> Supplied records:

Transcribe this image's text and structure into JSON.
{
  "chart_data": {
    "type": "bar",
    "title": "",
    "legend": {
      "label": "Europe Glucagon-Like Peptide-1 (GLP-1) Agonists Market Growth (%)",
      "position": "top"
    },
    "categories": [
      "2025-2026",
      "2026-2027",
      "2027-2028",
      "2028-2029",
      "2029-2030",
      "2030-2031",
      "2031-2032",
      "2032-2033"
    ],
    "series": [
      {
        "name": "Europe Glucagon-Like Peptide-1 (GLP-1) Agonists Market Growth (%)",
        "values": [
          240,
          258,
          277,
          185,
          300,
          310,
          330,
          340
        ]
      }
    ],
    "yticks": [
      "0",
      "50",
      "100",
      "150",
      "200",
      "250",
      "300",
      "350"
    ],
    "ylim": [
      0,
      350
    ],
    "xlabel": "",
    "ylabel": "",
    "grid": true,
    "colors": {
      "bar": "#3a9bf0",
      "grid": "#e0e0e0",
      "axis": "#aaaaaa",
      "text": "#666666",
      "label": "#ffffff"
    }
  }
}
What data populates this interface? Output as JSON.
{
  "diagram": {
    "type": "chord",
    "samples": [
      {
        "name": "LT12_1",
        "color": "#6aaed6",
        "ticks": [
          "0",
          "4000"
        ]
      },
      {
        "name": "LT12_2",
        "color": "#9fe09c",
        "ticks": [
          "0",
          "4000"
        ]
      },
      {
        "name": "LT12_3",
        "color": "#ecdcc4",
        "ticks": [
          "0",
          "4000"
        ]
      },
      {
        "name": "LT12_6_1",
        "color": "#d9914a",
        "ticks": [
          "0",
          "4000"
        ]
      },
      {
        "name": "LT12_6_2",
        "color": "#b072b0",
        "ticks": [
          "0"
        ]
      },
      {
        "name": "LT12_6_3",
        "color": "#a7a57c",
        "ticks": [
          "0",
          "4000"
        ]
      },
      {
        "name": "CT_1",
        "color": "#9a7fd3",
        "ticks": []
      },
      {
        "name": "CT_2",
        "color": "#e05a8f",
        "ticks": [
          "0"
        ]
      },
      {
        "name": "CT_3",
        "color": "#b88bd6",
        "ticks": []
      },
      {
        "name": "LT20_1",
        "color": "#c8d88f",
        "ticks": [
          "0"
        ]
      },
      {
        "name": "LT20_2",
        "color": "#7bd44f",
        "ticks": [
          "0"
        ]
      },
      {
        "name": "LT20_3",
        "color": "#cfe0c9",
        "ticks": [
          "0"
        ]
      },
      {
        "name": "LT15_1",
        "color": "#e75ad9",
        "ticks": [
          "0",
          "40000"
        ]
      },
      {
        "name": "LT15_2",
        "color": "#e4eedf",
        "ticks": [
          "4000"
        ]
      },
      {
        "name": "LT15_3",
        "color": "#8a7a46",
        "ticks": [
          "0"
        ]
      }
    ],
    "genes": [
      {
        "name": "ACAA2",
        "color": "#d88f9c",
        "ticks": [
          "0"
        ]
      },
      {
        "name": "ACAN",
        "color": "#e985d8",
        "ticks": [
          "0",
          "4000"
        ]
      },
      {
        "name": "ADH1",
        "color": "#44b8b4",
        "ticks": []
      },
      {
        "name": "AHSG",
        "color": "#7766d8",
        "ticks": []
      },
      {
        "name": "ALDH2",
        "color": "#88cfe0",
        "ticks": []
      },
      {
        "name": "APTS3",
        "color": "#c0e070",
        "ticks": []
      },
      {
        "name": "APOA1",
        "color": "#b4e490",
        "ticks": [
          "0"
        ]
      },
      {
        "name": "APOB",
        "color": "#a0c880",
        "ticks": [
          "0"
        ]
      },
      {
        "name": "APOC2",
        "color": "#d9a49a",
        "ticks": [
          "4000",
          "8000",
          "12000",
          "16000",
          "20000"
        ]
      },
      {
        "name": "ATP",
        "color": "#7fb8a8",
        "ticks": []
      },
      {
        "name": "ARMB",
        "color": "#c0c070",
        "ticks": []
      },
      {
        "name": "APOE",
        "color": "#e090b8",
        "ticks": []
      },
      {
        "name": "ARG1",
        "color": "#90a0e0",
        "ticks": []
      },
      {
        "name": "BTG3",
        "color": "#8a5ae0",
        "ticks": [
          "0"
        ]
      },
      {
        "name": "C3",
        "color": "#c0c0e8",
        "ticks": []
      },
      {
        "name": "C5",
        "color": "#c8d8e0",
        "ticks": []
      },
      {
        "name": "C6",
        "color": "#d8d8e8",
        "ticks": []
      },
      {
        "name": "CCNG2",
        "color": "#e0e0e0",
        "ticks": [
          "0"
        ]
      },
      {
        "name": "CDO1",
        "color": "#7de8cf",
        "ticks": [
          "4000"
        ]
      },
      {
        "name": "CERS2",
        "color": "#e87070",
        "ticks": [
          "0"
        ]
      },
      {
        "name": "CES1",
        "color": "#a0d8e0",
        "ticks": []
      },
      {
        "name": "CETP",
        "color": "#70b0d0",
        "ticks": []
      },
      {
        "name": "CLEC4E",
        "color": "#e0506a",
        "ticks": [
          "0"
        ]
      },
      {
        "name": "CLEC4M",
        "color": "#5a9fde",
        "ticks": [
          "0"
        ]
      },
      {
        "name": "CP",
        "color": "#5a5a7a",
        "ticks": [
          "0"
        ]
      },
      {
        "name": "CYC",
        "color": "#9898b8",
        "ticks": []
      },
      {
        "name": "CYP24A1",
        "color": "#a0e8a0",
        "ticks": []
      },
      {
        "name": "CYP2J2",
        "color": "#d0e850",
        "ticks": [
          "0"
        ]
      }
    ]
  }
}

> Brief: Every line above in which the word "text" occurs is to be copied.

> Task result:
Transcribe this image's text and structure into JSON.
      "text": "#666666",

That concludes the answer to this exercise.